The problem: Copy out all the entries word for word.

>> begin Supplied information

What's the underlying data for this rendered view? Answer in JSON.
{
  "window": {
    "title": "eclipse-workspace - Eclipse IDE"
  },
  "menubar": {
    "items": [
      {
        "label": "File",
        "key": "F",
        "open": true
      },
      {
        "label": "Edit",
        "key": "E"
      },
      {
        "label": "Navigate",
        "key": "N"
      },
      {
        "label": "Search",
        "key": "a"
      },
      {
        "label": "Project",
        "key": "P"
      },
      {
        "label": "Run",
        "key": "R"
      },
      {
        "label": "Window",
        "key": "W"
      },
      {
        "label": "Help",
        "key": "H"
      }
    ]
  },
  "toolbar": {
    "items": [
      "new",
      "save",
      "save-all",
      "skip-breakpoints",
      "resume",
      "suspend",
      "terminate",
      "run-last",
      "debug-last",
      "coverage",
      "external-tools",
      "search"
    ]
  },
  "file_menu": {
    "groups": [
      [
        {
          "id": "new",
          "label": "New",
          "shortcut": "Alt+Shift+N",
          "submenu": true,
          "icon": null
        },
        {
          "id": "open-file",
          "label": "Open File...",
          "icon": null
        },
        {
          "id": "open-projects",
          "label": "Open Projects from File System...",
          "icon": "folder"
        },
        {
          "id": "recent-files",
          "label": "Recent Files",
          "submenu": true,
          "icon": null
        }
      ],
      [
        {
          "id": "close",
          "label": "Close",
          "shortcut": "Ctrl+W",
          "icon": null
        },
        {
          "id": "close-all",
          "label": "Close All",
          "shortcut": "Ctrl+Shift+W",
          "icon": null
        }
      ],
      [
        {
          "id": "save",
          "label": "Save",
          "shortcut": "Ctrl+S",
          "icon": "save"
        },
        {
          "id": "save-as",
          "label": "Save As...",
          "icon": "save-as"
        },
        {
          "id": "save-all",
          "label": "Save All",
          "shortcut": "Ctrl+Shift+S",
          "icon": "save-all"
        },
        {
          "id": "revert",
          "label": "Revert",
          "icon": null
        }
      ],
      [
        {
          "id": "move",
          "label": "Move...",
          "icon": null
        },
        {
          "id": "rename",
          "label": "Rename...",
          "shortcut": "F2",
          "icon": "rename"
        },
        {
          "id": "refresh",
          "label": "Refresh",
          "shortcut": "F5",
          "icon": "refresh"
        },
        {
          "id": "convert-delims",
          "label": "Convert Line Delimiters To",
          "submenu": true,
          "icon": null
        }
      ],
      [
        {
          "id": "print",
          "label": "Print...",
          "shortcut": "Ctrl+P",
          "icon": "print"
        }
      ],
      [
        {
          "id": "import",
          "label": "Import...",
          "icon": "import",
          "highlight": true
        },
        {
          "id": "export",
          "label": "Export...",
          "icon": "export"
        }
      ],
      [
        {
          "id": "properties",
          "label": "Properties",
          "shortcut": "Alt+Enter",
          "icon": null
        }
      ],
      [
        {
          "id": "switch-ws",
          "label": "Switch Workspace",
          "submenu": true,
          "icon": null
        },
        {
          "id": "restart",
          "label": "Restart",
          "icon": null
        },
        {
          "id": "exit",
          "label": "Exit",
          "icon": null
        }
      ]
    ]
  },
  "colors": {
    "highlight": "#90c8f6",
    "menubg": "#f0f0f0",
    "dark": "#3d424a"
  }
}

>> end Supplied information

Worked solution:
What's the underlying data for this rendered view? Answer in JSON.
{
  "window": {
    "title": "eclipse-workspace - Eclipse IDE"
  },
  "menubar": {
    "items": [
      {
        "label": "File",
        "key": "F",
        "open": true
      },
      {
        "label": "Edit",
        "key": "E"
      },
      {
        "label": "Navigate",
        "key": "N"
      },
      {
        "label": "Search",
        "key": "a"
      },
      {
        "label": "Project",
        "key": "P"
      },
      {
        "label": "Run",
        "key": "R"
      },
      {
        "label": "Window",
        "key": "W"
      },
      {
        "label": "Help",
        "key": "H"
      }
    ]
  },
  "toolbar": {
    "items": [
      "new",
      "save",
      "save-all",
      "skip-breakpoints",
      "resume",
      "suspend",
      "terminate",
      "run-last",
      "debug-last",
      "coverage",
      "external-tools",
      "search"
    ]
  },
  "file_menu": {
    "groups": [
      [
        {
          "id": "new",
          "label": "New",
          "shortcut": "Alt+Shift+N",
          "submenu": true,
          "icon": null
        },
        {
          "id": "open-file",
          "label": "Open File...",
          "icon": null
        },
        {
          "id": "open-projects",
          "label": "Open Projects from File System...",
          "icon": "folder"
        },
        {
          "id": "recent-files",
          "label": "Recent Files",
          "submenu": true,
          "icon": null
        }
      ],
      [
        {
          "id": "close",
          "label": "Close",
          "shortcut": "Ctrl+W",
          "icon": null
        },
        {
          "id": "close-all",
          "label": "Close All",
          "shortcut": "Ctrl+Shift+W",
          "icon": null
        }
      ],
      [
        {
          "id": "save",
          "label": "Save",
          "shortcut": "Ctrl+S",
          "icon": "save"
        },
        {
          "id": "save-as",
          "label": "Save As...",
          "icon": "save-as"
        },
        {
          "id": "save-all",
          "label": "Save All",
          "shortcut": "Ctrl+Shift+S",
          "icon": "save-all"
        },
        {
          "id": "revert",
          "label": "Revert",
          "icon": null
        }
      ],
      [
        {
          "id": "move",
          "label": "Move...",
          "icon": null
        },
        {
          "id": "rename",
          "label": "Rename...",
          "shortcut": "F2",
          "icon": "rename"
        },
        {
          "id": "refresh",
          "label": "Refresh",
          "shortcut": "F5",
          "icon": "refresh"
        },
        {
          "id": "convert-delims",
          "label": "Convert Line Delimiters To",
          "submenu": true,
          "icon": null
        }
      ],
      [
        {
          "id": "print",
          "label": "Print...",
          "shortcut": "Ctrl+P",
          "icon": "print"
        }
      ],
      [
        {
          "id": "import",
          "label": "Import...",
          "icon": "import",
          "highlight": true
        },
        {
          "id": "export",
          "label": "Export...",
          "icon": "export"
        }
      ],
      [
        {
          "id": "properties",
          "label": "Properties",
          "shortcut": "Alt+Enter",
          "icon": null
        }
      ],
      [
        {
          "id": "switch-ws",
          "label": "Switch Workspace",
          "submenu": true,
          "icon": null
        },
        {
          "id": "restart",
          "label": "Restart",
          "icon": null
        },
        {
          "id": "exit",
          "label": "Exit",
          "icon": null
        }
      ]
    ]
  },
  "colors": {
    "highlight": "#90c8f6",
    "menubg": "#f0f0f0",
    "dark": "#3d424a"
  }
}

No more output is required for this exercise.